→ **Data lines**
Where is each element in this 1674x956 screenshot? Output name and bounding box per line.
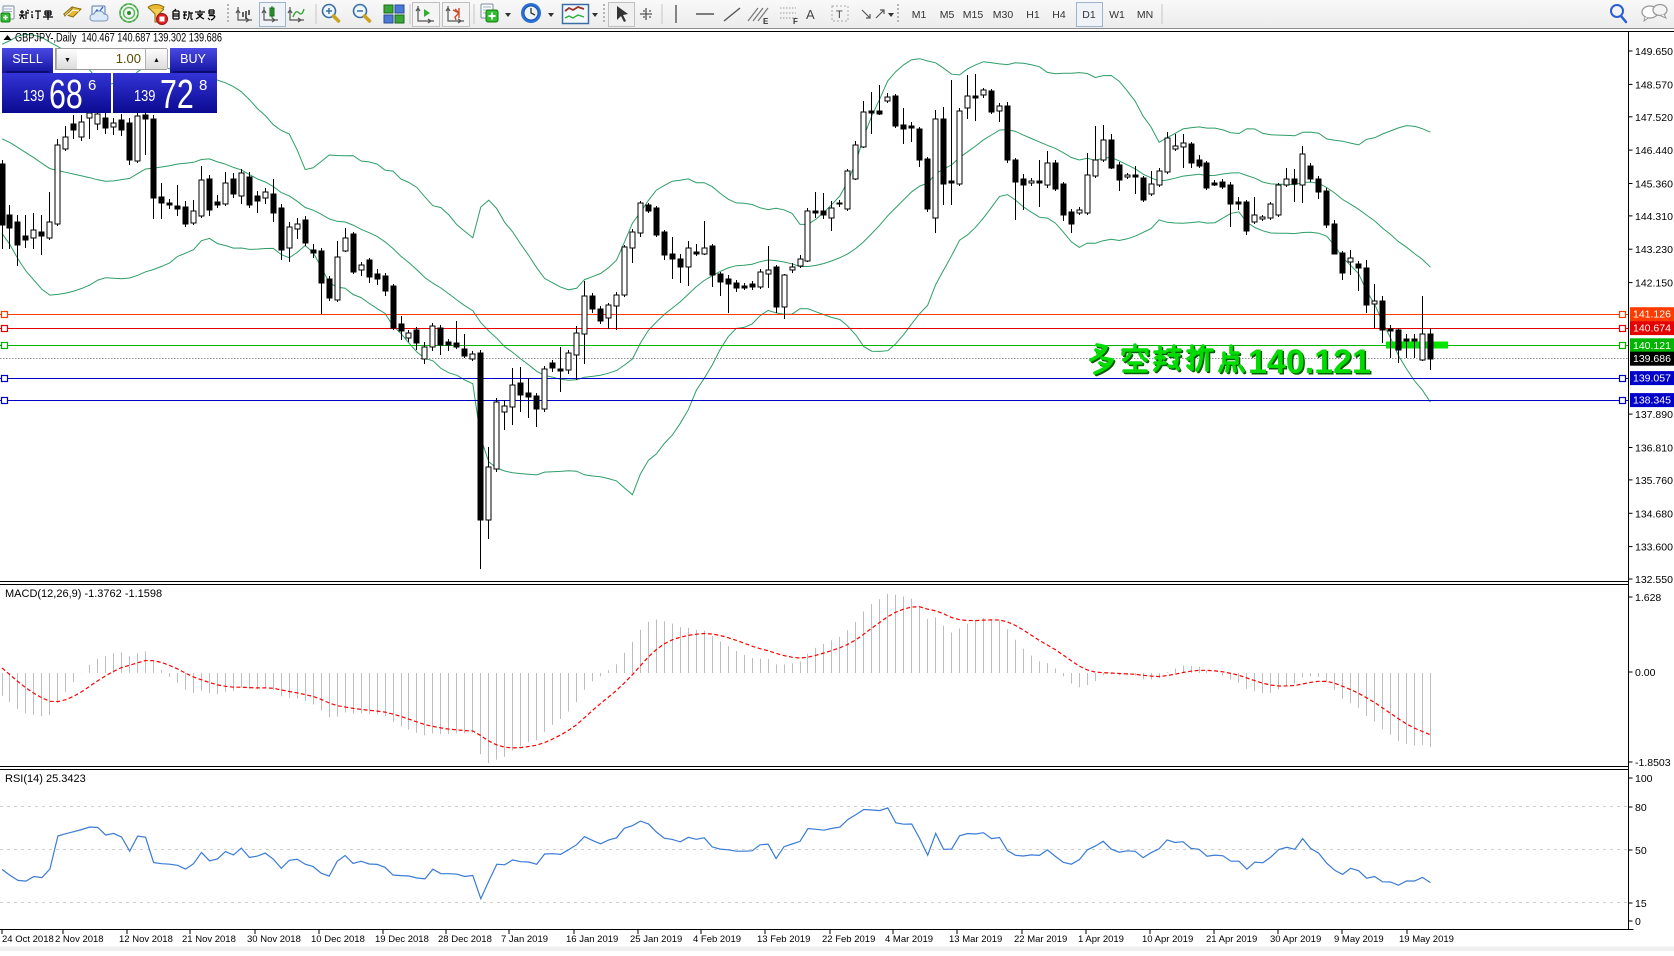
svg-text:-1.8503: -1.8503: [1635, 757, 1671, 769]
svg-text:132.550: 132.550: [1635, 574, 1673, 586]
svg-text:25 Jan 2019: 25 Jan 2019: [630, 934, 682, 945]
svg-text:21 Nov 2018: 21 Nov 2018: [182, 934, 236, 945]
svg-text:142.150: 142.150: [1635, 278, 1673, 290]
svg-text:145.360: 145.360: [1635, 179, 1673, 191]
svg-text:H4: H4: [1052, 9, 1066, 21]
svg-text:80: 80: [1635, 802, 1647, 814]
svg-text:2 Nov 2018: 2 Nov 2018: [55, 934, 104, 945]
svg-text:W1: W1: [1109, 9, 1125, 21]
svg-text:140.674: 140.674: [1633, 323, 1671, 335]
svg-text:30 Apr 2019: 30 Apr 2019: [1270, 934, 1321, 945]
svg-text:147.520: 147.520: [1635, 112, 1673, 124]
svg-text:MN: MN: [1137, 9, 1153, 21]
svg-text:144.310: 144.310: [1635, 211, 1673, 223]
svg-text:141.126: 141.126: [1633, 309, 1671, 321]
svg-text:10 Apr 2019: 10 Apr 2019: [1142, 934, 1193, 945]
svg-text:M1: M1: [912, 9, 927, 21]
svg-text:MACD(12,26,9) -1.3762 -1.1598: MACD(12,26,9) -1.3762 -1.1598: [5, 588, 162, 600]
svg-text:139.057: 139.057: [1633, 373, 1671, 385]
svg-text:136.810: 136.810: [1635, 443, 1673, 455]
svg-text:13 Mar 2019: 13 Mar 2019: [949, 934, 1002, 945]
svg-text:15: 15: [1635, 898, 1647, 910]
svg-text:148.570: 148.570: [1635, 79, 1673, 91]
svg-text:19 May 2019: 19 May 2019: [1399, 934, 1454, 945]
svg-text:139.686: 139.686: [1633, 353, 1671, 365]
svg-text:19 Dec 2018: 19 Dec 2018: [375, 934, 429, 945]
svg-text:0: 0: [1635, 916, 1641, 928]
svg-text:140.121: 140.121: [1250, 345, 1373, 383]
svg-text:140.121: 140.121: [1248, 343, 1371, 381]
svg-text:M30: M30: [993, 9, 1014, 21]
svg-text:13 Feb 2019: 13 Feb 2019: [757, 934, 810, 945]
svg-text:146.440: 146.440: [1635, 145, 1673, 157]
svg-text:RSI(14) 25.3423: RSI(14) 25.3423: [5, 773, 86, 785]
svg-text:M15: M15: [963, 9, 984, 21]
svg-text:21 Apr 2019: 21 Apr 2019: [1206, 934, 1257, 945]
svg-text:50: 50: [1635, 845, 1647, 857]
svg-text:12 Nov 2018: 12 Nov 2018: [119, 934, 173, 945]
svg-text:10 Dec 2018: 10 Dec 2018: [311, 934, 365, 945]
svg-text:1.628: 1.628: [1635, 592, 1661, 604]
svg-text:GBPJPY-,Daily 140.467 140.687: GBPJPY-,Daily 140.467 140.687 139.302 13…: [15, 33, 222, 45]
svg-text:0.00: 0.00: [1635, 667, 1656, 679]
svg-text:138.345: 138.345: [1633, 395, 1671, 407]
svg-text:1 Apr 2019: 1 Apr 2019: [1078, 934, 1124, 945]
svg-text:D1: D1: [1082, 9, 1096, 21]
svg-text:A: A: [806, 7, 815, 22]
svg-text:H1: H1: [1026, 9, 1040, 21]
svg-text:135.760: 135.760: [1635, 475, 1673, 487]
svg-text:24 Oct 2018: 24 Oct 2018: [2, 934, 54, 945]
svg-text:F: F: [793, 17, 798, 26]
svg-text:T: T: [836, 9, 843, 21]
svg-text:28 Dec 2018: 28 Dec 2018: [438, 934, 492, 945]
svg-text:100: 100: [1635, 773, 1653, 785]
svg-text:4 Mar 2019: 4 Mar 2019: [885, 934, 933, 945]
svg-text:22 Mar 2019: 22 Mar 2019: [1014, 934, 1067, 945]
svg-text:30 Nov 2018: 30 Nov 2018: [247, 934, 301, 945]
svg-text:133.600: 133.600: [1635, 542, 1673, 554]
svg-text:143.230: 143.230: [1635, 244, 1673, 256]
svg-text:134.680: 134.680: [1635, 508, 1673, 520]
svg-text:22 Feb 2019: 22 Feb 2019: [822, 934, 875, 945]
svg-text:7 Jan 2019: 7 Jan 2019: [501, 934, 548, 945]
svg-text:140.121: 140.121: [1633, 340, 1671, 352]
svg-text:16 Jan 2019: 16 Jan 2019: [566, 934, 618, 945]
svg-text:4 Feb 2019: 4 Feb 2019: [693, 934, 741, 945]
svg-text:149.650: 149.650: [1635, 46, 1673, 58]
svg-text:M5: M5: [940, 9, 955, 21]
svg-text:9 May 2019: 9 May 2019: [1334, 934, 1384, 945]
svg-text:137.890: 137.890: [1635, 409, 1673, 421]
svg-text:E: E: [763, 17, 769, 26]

--

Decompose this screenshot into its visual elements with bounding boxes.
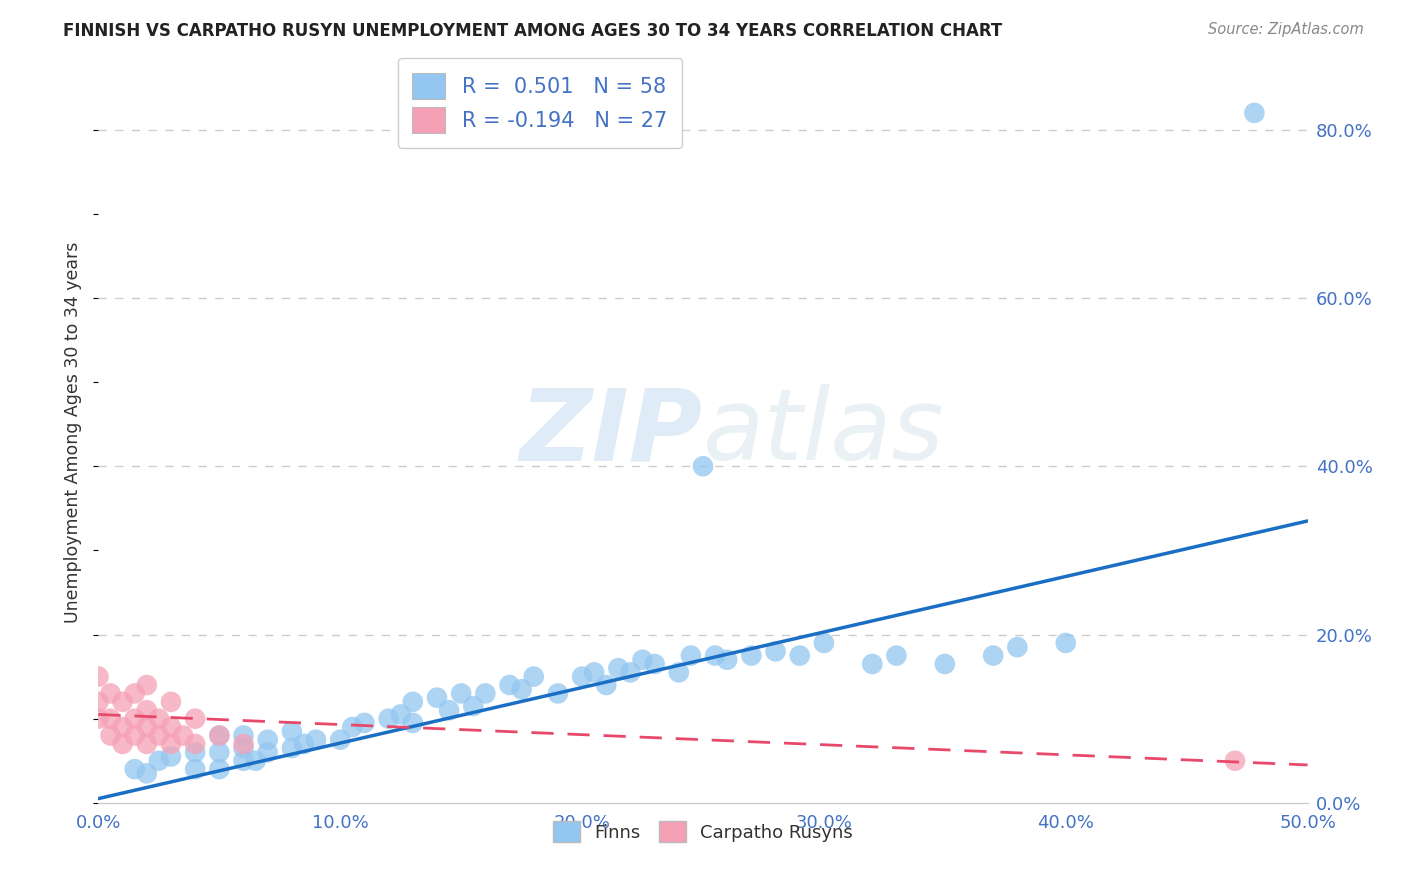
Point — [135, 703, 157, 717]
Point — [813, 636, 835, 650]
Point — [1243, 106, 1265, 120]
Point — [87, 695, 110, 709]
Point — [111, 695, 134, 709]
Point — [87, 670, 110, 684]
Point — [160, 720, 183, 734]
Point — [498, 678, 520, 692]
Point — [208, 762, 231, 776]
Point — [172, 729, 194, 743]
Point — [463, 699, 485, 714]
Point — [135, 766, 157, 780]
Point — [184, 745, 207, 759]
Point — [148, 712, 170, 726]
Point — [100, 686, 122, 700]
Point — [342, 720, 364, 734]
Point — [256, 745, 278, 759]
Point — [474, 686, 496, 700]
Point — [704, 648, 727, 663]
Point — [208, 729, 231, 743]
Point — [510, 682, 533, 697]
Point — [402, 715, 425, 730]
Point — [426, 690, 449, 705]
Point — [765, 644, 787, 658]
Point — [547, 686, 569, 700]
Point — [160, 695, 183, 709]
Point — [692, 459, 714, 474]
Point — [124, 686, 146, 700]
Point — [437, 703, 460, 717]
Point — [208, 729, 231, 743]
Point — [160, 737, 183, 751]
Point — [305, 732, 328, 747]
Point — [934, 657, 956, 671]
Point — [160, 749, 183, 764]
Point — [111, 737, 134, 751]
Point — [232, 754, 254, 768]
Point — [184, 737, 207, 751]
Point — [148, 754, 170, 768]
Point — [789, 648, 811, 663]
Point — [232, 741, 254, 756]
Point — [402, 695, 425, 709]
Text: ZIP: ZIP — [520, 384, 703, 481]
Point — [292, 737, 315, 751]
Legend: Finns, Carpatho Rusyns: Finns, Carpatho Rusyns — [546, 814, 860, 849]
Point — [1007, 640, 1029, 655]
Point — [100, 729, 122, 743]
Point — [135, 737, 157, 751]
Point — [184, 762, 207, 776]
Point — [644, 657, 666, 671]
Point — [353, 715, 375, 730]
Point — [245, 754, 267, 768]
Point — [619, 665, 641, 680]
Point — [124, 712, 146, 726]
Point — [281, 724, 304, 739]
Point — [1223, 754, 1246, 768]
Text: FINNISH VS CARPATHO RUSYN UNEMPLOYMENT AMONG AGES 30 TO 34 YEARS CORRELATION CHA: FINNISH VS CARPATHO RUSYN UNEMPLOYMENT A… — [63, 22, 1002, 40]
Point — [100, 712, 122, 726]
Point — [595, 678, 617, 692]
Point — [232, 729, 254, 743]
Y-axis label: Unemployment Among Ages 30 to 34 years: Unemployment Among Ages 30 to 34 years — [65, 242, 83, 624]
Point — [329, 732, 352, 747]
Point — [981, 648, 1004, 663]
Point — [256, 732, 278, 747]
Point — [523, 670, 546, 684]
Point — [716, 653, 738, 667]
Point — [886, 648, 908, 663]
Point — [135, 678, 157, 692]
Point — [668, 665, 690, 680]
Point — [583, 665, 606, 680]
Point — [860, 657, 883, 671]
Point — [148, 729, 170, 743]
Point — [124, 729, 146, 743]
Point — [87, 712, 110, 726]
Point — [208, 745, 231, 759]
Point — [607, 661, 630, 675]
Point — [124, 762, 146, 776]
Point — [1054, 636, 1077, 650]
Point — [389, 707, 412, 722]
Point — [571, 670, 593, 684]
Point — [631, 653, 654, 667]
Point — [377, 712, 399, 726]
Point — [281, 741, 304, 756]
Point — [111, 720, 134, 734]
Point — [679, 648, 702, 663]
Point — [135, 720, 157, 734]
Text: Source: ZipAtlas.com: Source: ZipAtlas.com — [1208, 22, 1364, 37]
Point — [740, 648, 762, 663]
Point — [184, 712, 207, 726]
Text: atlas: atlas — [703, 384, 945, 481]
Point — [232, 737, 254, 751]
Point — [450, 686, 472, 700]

→ **What you are asked to do**
Return, word for word, the lines from the one containing "Point — [135, 703, 157, 717]" through the one containing "Point — [510, 682, 533, 697]", including both of those lines.

→ **Exercise solution**
Point — [135, 703, 157, 717]
Point — [813, 636, 835, 650]
Point — [1243, 106, 1265, 120]
Point — [87, 695, 110, 709]
Point — [111, 695, 134, 709]
Point — [87, 670, 110, 684]
Point — [160, 720, 183, 734]
Point — [498, 678, 520, 692]
Point — [208, 762, 231, 776]
Point — [172, 729, 194, 743]
Point — [463, 699, 485, 714]
Point — [135, 766, 157, 780]
Point — [184, 745, 207, 759]
Point — [148, 712, 170, 726]
Point — [100, 686, 122, 700]
Point — [342, 720, 364, 734]
Point — [256, 745, 278, 759]
Point — [474, 686, 496, 700]
Point — [704, 648, 727, 663]
Point — [208, 729, 231, 743]
Point — [510, 682, 533, 697]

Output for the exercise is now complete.